---- DATA SHOWN
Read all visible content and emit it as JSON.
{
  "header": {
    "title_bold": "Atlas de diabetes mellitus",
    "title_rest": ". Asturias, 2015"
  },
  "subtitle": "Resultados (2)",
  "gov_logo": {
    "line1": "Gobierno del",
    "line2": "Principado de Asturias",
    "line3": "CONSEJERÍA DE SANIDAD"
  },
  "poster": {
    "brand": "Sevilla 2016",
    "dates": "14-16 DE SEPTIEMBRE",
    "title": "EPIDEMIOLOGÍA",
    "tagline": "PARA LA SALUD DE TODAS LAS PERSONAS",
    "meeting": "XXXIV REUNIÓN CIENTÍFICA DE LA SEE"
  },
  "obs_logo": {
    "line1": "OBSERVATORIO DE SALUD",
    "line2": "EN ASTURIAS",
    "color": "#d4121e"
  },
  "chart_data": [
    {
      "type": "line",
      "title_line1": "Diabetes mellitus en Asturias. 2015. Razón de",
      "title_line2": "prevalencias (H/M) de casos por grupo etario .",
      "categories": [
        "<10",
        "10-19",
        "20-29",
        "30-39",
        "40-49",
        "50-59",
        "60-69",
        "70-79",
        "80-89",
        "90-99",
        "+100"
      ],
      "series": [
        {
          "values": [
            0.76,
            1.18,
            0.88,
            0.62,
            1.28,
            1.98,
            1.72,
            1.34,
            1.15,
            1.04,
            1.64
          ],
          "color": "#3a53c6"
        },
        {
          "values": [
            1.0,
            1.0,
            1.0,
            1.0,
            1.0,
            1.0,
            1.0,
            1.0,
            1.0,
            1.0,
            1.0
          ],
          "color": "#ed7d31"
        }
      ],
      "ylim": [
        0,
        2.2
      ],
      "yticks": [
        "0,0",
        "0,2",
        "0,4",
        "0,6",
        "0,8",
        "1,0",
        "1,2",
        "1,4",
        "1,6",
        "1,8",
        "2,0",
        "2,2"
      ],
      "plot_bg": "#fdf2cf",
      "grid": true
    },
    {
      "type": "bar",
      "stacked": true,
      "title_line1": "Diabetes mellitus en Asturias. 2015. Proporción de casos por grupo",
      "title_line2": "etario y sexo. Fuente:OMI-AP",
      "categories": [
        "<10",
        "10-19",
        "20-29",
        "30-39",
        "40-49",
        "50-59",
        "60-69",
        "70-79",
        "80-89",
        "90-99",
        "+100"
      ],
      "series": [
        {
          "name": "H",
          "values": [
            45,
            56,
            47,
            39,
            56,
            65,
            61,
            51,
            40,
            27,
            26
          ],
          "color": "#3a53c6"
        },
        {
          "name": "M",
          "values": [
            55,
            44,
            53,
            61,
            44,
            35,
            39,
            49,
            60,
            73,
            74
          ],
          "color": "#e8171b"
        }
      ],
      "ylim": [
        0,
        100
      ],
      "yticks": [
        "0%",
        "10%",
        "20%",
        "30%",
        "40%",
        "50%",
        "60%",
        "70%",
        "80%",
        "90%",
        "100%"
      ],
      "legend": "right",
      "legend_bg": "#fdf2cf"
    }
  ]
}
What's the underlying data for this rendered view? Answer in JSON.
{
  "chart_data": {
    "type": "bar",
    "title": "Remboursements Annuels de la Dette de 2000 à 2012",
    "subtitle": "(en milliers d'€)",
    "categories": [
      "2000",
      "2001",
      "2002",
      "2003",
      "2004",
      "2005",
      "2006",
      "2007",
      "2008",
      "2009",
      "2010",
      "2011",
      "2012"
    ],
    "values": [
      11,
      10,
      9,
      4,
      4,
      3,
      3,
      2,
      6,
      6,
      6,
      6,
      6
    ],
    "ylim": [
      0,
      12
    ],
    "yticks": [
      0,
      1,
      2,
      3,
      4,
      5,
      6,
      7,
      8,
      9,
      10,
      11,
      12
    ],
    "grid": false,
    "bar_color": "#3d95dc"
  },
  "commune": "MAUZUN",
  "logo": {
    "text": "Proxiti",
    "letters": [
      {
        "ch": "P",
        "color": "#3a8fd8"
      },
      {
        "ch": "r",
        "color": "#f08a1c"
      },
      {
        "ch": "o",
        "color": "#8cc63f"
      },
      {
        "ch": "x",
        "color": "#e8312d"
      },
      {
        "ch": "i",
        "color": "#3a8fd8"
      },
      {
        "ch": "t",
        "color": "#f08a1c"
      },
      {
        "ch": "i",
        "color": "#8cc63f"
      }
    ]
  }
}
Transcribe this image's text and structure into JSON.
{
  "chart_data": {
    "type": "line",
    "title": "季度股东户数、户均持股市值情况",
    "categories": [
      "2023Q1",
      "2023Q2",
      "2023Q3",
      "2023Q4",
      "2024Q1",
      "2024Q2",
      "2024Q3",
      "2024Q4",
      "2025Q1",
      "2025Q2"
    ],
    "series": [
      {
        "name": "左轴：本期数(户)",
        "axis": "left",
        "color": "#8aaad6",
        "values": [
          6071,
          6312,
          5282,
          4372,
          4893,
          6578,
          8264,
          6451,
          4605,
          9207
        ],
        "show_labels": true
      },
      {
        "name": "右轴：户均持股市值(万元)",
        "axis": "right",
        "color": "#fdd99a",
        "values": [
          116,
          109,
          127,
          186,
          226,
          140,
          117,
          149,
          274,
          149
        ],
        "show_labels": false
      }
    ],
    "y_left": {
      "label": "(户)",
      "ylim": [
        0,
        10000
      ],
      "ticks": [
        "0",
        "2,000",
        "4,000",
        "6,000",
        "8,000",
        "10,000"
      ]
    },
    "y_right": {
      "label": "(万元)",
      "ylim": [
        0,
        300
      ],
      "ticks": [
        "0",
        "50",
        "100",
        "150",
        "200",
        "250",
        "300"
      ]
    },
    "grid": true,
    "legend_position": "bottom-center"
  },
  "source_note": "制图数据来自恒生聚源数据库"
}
--------
**TASK GOAL**
Repeat the entries exactly, all of them.

**EXERCISE OUTPUT**
Read all visible content and emit it as JSON.
{
  "header": {
    "title_bold": "Atlas de diabetes mellitus",
    "title_rest": ". Asturias, 2015"
  },
  "subtitle": "Resultados (2)",
  "gov_logo": {
    "line1": "Gobierno del",
    "line2": "Principado de Asturias",
    "line3": "CONSEJERÍA DE SANIDAD"
  },
  "poster": {
    "brand": "Sevilla 2016",
    "dates": "14-16 DE SEPTIEMBRE",
    "title": "EPIDEMIOLOGÍA",
    "tagline": "PARA LA SALUD DE TODAS LAS PERSONAS",
    "meeting": "XXXIV REUNIÓN CIENTÍFICA DE LA SEE"
  },
  "obs_logo": {
    "line1": "OBSERVATORIO DE SALUD",
    "line2": "EN ASTURIAS",
    "color": "#d4121e"
  },
  "chart_data": [
    {
      "type": "line",
      "title_line1": "Diabetes mellitus en Asturias. 2015. Razón de",
      "title_line2": "prevalencias (H/M) de casos por grupo etario .",
      "categories": [
        "<10",
        "10-19",
        "20-29",
        "30-39",
        "40-49",
        "50-59",
        "60-69",
        "70-79",
        "80-89",
        "90-99",
        "+100"
      ],
      "series": [
        {
          "values": [
            0.76,
            1.18,
            0.88,
            0.62,
            1.28,
            1.98,
            1.72,
            1.34,
            1.15,
            1.04,
            1.64
          ],
          "color": "#3a53c6"
        },
        {
          "values": [
            1.0,
            1.0,
            1.0,
            1.0,
            1.0,
            1.0,
            1.0,
            1.0,
            1.0,
            1.0,
            1.0
          ],
          "color": "#ed7d31"
        }
      ],
      "ylim": [
        0,
        2.2
      ],
      "yticks": [
        "0,0",
        "0,2",
        "0,4",
        "0,6",
        "0,8",
        "1,0",
        "1,2",
        "1,4",
        "1,6",
        "1,8",
        "2,0",
        "2,2"
      ],
      "plot_bg": "#fdf2cf",
      "grid": true
    },
    {
      "type": "bar",
      "stacked": true,
      "title_line1": "Diabetes mellitus en Asturias. 2015. Proporción de casos por grupo",
      "title_line2": "etario y sexo. Fuente:OMI-AP",
      "categories": [
        "<10",
        "10-19",
        "20-29",
        "30-39",
        "40-49",
        "50-59",
        "60-69",
        "70-79",
        "80-89",
        "90-99",
        "+100"
      ],
      "series": [
        {
          "name": "H",
          "values": [
            45,
            56,
            47,
            39,
            56,
            65,
            61,
            51,
            40,
            27,
            26
          ],
          "color": "#3a53c6"
        },
        {
          "name": "M",
          "values": [
            55,
            44,
            53,
            61,
            44,
            35,
            39,
            49,
            60,
            73,
            74
          ],
          "color": "#e8171b"
        }
      ],
      "ylim": [
        0,
        100
      ],
      "yticks": [
        "0%",
        "10%",
        "20%",
        "30%",
        "40%",
        "50%",
        "60%",
        "70%",
        "80%",
        "90%",
        "100%"
      ],
      "legend": "right",
      "legend_bg": "#fdf2cf"
    }
  ]
}
What's the underlying data for this rendered view? Answer in JSON.
{
  "chart_data": {
    "type": "bar",
    "title": "Remboursements Annuels de la Dette de 2000 à 2012",
    "subtitle": "(en milliers d'€)",
    "categories": [
      "2000",
      "2001",
      "2002",
      "2003",
      "2004",
      "2005",
      "2006",
      "2007",
      "2008",
      "2009",
      "2010",
      "2011",
      "2012"
    ],
    "values": [
      11,
      10,
      9,
      4,
      4,
      3,
      3,
      2,
      6,
      6,
      6,
      6,
      6
    ],
    "ylim": [
      0,
      12
    ],
    "yticks": [
      0,
      1,
      2,
      3,
      4,
      5,
      6,
      7,
      8,
      9,
      10,
      11,
      12
    ],
    "grid": false,
    "bar_color": "#3d95dc"
  },
  "commune": "MAUZUN",
  "logo": {
    "text": "Proxiti",
    "letters": [
      {
        "ch": "P",
        "color": "#3a8fd8"
      },
      {
        "ch": "r",
        "color": "#f08a1c"
      },
      {
        "ch": "o",
        "color": "#8cc63f"
      },
      {
        "ch": "x",
        "color": "#e8312d"
      },
      {
        "ch": "i",
        "color": "#3a8fd8"
      },
      {
        "ch": "t",
        "color": "#f08a1c"
      },
      {
        "ch": "i",
        "color": "#8cc63f"
      }
    ]
  }
}
Transcribe this image's text and structure into JSON.
{
  "chart_data": {
    "type": "line",
    "title": "季度股东户数、户均持股市值情况",
    "categories": [
      "2023Q1",
      "2023Q2",
      "2023Q3",
      "2023Q4",
      "2024Q1",
      "2024Q2",
      "2024Q3",
      "2024Q4",
      "2025Q1",
      "2025Q2"
    ],
    "series": [
      {
        "name": "左轴：本期数(户)",
        "axis": "left",
        "color": "#8aaad6",
        "values": [
          6071,
          6312,
          5282,
          4372,
          4893,
          6578,
          8264,
          6451,
          4605,
          9207
        ],
        "show_labels": true
      },
      {
        "name": "右轴：户均持股市值(万元)",
        "axis": "right",
        "color": "#fdd99a",
        "values": [
          116,
          109,
          127,
          186,
          226,
          140,
          117,
          149,
          274,
          149
        ],
        "show_labels": false
      }
    ],
    "y_left": {
      "label": "(户)",
      "ylim": [
        0,
        10000
      ],
      "ticks": [
        "0",
        "2,000",
        "4,000",
        "6,000",
        "8,000",
        "10,000"
      ]
    },
    "y_right": {
      "label": "(万元)",
      "ylim": [
        0,
        300
      ],
      "ticks": [
        "0",
        "50",
        "100",
        "150",
        "200",
        "250",
        "300"
      ]
    },
    "grid": true,
    "legend_position": "bottom-center"
  },
  "source_note": "制图数据来自恒生聚源数据库"
}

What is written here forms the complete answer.